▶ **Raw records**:
┌──
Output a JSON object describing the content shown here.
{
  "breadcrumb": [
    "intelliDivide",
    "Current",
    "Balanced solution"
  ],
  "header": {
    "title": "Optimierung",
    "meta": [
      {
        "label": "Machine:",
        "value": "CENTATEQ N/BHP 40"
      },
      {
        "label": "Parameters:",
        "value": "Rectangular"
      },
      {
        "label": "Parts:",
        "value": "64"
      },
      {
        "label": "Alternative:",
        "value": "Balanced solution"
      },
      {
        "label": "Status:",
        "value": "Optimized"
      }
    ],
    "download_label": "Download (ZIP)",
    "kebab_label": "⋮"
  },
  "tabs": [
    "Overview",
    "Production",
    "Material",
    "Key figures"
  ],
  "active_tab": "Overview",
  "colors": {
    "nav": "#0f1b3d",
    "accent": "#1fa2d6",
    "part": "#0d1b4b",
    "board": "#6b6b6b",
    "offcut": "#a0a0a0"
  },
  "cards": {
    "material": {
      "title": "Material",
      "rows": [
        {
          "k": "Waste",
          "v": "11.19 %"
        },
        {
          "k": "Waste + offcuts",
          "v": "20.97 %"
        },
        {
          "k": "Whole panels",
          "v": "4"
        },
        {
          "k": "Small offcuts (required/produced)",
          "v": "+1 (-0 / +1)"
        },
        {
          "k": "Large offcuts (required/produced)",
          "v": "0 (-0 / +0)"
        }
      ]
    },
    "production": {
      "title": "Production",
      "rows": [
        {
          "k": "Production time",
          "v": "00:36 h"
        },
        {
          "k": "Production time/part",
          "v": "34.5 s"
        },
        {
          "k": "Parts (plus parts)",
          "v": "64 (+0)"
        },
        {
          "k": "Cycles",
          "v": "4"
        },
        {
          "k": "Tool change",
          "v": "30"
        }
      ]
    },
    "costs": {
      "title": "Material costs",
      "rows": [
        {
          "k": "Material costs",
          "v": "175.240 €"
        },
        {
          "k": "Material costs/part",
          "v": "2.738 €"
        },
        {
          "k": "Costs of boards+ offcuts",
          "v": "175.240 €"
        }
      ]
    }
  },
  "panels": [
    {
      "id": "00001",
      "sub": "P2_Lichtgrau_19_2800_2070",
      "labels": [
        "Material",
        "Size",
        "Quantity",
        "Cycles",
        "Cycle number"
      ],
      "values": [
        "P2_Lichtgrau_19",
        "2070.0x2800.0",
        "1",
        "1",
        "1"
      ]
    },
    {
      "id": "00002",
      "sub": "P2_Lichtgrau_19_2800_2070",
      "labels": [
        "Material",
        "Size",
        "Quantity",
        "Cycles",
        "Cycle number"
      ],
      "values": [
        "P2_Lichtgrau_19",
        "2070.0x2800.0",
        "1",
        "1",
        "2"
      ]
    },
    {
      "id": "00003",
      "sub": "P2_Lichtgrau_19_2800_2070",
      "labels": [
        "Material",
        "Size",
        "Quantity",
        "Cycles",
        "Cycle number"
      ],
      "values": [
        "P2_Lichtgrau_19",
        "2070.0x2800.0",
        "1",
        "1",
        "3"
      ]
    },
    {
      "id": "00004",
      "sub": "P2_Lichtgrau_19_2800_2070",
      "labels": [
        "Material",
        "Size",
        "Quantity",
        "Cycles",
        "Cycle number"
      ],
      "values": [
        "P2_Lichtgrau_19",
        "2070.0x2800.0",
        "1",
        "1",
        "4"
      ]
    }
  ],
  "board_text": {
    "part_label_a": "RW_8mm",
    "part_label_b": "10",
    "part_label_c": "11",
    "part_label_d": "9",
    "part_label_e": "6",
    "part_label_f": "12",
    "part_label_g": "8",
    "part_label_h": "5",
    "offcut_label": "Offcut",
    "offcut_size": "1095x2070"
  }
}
└──
▶ **WHAT IS ASKED**:
Would you give the material above again, complete and exact?

▶ **TASK OUTPUT**:
Output a JSON object describing the content shown here.
{
  "breadcrumb": [
    "intelliDivide",
    "Current",
    "Balanced solution"
  ],
  "header": {
    "title": "Optimierung",
    "meta": [
      {
        "label": "Machine:",
        "value": "CENTATEQ N/BHP 40"
      },
      {
        "label": "Parameters:",
        "value": "Rectangular"
      },
      {
        "label": "Parts:",
        "value": "64"
      },
      {
        "label": "Alternative:",
        "value": "Balanced solution"
      },
      {
        "label": "Status:",
        "value": "Optimized"
      }
    ],
    "download_label": "Download (ZIP)",
    "kebab_label": "⋮"
  },
  "tabs": [
    "Overview",
    "Production",
    "Material",
    "Key figures"
  ],
  "active_tab": "Overview",
  "colors": {
    "nav": "#0f1b3d",
    "accent": "#1fa2d6",
    "part": "#0d1b4b",
    "board": "#6b6b6b",
    "offcut": "#a0a0a0"
  },
  "cards": {
    "material": {
      "title": "Material",
      "rows": [
        {
          "k": "Waste",
          "v": "11.19 %"
        },
        {
          "k": "Waste + offcuts",
          "v": "20.97 %"
        },
        {
          "k": "Whole panels",
          "v": "4"
        },
        {
          "k": "Small offcuts (required/produced)",
          "v": "+1 (-0 / +1)"
        },
        {
          "k": "Large offcuts (required/produced)",
          "v": "0 (-0 / +0)"
        }
      ]
    },
    "production": {
      "title": "Production",
      "rows": [
        {
          "k": "Production time",
          "v": "00:36 h"
        },
        {
          "k": "Production time/part",
          "v": "34.5 s"
        },
        {
          "k": "Parts (plus parts)",
          "v": "64 (+0)"
        },
        {
          "k": "Cycles",
          "v": "4"
        },
        {
          "k": "Tool change",
          "v": "30"
        }
      ]
    },
    "costs": {
      "title": "Material costs",
      "rows": [
        {
          "k": "Material costs",
          "v": "175.240 €"
        },
        {
          "k": "Material costs/part",
          "v": "2.738 €"
        },
        {
          "k": "Costs of boards+ offcuts",
          "v": "175.240 €"
        }
      ]
    }
  },
  "panels": [
    {
      "id": "00001",
      "sub": "P2_Lichtgrau_19_2800_2070",
      "labels": [
        "Material",
        "Size",
        "Quantity",
        "Cycles",
        "Cycle number"
      ],
      "values": [
        "P2_Lichtgrau_19",
        "2070.0x2800.0",
        "1",
        "1",
        "1"
      ]
    },
    {
      "id": "00002",
      "sub": "P2_Lichtgrau_19_2800_2070",
      "labels": [
        "Material",
        "Size",
        "Quantity",
        "Cycles",
        "Cycle number"
      ],
      "values": [
        "P2_Lichtgrau_19",
        "2070.0x2800.0",
        "1",
        "1",
        "2"
      ]
    },
    {
      "id": "00003",
      "sub": "P2_Lichtgrau_19_2800_2070",
      "labels": [
        "Material",
        "Size",
        "Quantity",
        "Cycles",
        "Cycle number"
      ],
      "values": [
        "P2_Lichtgrau_19",
        "2070.0x2800.0",
        "1",
        "1",
        "3"
      ]
    },
    {
      "id": "00004",
      "sub": "P2_Lichtgrau_19_2800_2070",
      "labels": [
        "Material",
        "Size",
        "Quantity",
        "Cycles",
        "Cycle number"
      ],
      "values": [
        "P2_Lichtgrau_19",
        "2070.0x2800.0",
        "1",
        "1",
        "4"
      ]
    }
  ],
  "board_text": {
    "part_label_a": "RW_8mm",
    "part_label_b": "10",
    "part_label_c": "11",
    "part_label_d": "9",
    "part_label_e": "6",
    "part_label_f": "12",
    "part_label_g": "8",
    "part_label_h": "5",
    "offcut_label": "Offcut",
    "offcut_size": "1095x2070"
  }
}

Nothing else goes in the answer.